Image-based layout entries
========================================

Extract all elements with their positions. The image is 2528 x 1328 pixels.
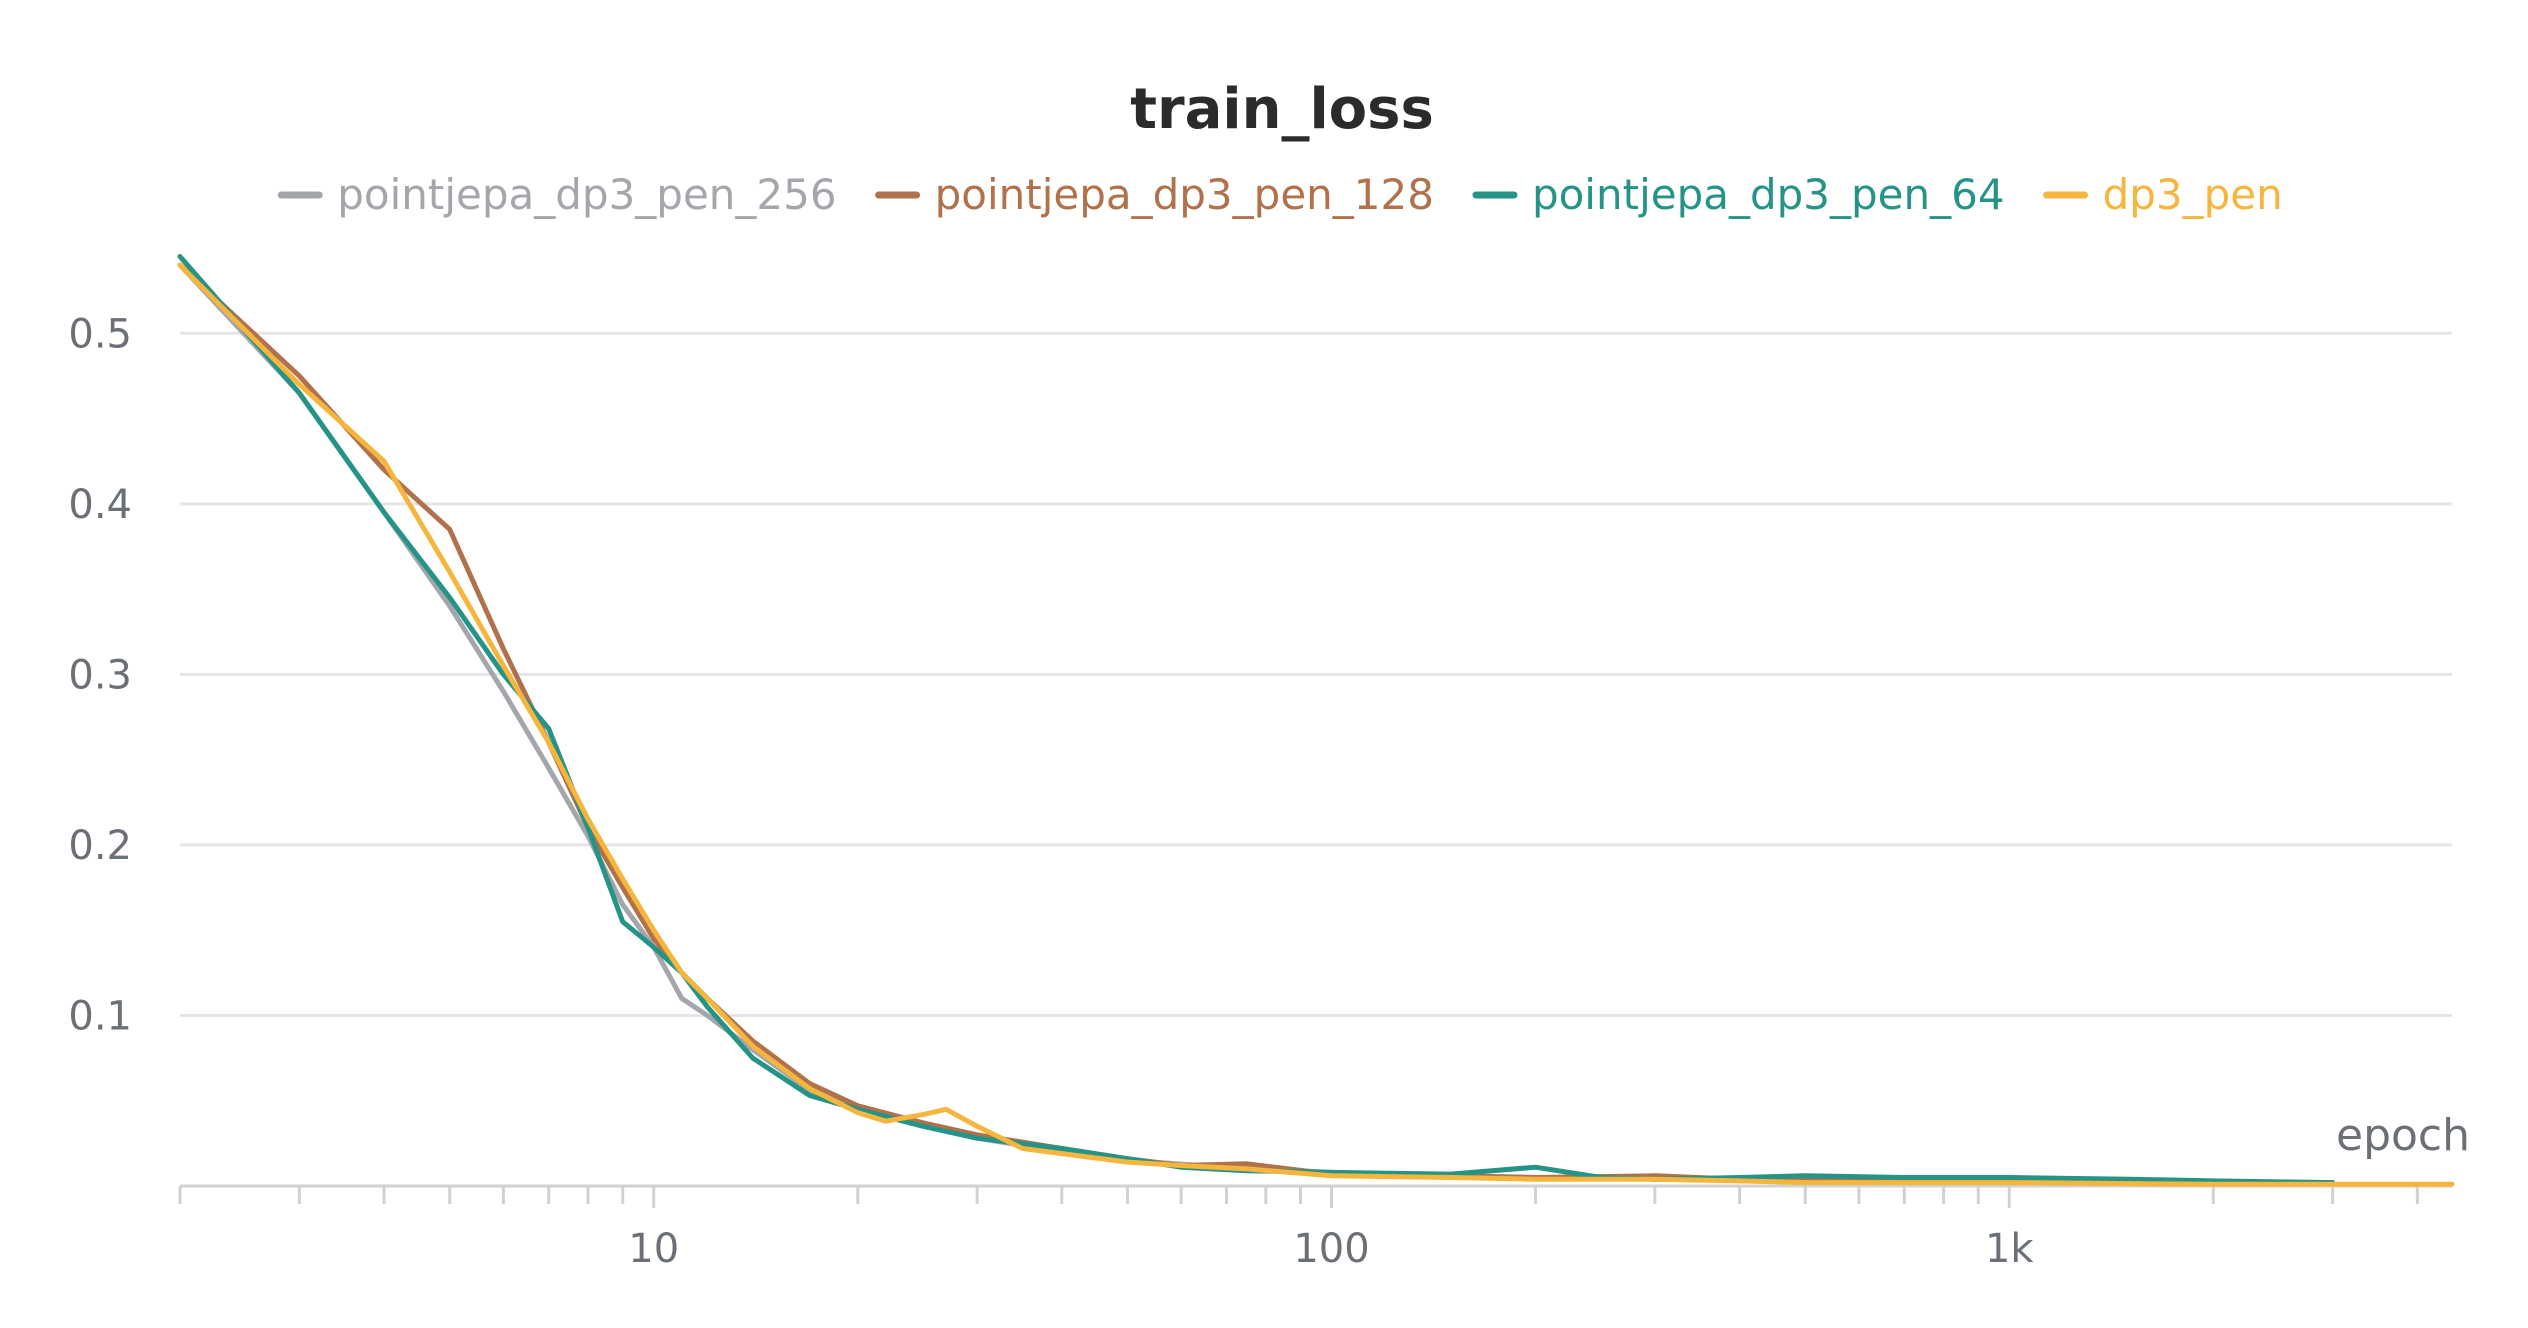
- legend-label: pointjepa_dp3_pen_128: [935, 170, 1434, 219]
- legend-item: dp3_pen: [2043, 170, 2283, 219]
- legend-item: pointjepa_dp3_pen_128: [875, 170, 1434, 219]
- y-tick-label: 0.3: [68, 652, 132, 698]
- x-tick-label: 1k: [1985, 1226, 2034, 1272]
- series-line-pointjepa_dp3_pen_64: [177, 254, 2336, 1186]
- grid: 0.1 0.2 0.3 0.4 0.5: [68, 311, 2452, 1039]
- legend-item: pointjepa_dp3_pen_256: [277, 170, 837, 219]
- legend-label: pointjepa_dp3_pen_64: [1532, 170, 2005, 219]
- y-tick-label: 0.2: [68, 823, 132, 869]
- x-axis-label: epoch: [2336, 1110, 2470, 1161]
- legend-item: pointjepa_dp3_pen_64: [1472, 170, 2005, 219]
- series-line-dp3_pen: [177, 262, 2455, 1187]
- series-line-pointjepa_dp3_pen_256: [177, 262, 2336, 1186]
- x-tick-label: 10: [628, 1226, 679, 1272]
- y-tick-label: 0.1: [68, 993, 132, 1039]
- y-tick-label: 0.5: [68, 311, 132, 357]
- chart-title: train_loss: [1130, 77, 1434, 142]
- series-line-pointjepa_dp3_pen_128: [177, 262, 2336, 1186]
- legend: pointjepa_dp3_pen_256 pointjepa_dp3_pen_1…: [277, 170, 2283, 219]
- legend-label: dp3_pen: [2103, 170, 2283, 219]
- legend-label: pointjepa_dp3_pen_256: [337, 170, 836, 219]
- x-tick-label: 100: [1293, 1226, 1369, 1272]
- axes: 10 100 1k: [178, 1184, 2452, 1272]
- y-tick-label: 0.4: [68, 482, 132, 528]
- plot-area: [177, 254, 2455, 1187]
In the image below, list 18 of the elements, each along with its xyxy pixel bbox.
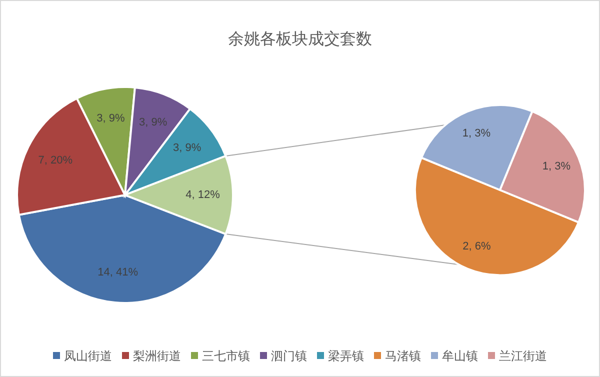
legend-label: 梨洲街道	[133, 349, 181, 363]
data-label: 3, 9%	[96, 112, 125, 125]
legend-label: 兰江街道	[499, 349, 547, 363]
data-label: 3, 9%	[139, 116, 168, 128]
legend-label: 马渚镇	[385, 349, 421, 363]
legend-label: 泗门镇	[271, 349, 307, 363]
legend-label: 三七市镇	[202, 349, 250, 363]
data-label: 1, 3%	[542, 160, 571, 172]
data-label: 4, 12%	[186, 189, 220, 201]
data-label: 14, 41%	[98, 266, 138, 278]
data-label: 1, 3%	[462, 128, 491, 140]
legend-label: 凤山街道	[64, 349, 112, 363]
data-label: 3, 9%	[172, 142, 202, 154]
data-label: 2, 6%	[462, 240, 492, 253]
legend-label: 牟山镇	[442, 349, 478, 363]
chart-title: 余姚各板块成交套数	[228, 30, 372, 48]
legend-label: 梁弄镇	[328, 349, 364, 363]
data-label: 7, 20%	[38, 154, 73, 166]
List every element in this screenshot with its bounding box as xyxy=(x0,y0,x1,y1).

========================================

*Exercise goal*
Copy all the data above word for word, but leave the pictures out.

*Exercise response*
Extract all elements with their positions. The image is 2528 x 1328 pixels.
- legend-label: pointjepa_dp3_pen_128: [935, 170, 1434, 219]
- legend-item: dp3_pen: [2043, 170, 2283, 219]
- legend-item: pointjepa_dp3_pen_128: [875, 170, 1434, 219]
- y-tick-label: 0.3: [68, 652, 132, 698]
- x-tick-label: 1k: [1985, 1226, 2034, 1272]
- series-line-pointjepa_dp3_pen_64: [177, 254, 2336, 1186]
- grid: 0.1 0.2 0.3 0.4 0.5: [68, 311, 2452, 1039]
- legend-item: pointjepa_dp3_pen_256: [277, 170, 837, 219]
- legend-label: pointjepa_dp3_pen_64: [1532, 170, 2005, 219]
- y-tick-label: 0.2: [68, 823, 132, 869]
- x-axis-label: epoch: [2336, 1110, 2470, 1161]
- legend-item: pointjepa_dp3_pen_64: [1472, 170, 2005, 219]
- series-line-dp3_pen: [177, 262, 2455, 1187]
- series-line-pointjepa_dp3_pen_256: [177, 262, 2336, 1186]
- x-tick-label: 10: [628, 1226, 679, 1272]
- y-tick-label: 0.1: [68, 993, 132, 1039]
- y-tick-label: 0.5: [68, 311, 132, 357]
- chart-title: train_loss: [1130, 77, 1434, 142]
- series-line-pointjepa_dp3_pen_128: [177, 262, 2336, 1186]
- legend: pointjepa_dp3_pen_256 pointjepa_dp3_pen_1…: [277, 170, 2283, 219]
- legend-label: dp3_pen: [2103, 170, 2283, 219]
- legend-label: pointjepa_dp3_pen_256: [337, 170, 836, 219]
- x-tick-label: 100: [1293, 1226, 1369, 1272]
- axes: 10 100 1k: [178, 1184, 2452, 1272]
- y-tick-label: 0.4: [68, 482, 132, 528]
- plot-area: [177, 254, 2455, 1187]
In the image below, list 18 of the elements, each along with its xyxy pixel bbox.
legend-label: 梨洲街道	[133, 349, 181, 363]
data-label: 3, 9%	[96, 112, 125, 125]
legend-label: 兰江街道	[499, 349, 547, 363]
data-label: 3, 9%	[139, 116, 168, 128]
legend-label: 马渚镇	[385, 349, 421, 363]
legend-label: 泗门镇	[271, 349, 307, 363]
legend-label: 三七市镇	[202, 349, 250, 363]
data-label: 1, 3%	[542, 160, 571, 172]
data-label: 4, 12%	[186, 189, 220, 201]
data-label: 14, 41%	[98, 266, 138, 278]
data-label: 1, 3%	[462, 128, 491, 140]
legend-label: 凤山街道	[64, 349, 112, 363]
data-label: 3, 9%	[172, 142, 202, 154]
data-label: 2, 6%	[462, 240, 492, 253]
legend-label: 牟山镇	[442, 349, 478, 363]
chart-title: 余姚各板块成交套数	[228, 30, 372, 48]
legend-label: 梁弄镇	[328, 349, 364, 363]
data-label: 7, 20%	[38, 154, 73, 166]
List every element in this screenshot with its bounding box as xyxy=(x0,y0,x1,y1).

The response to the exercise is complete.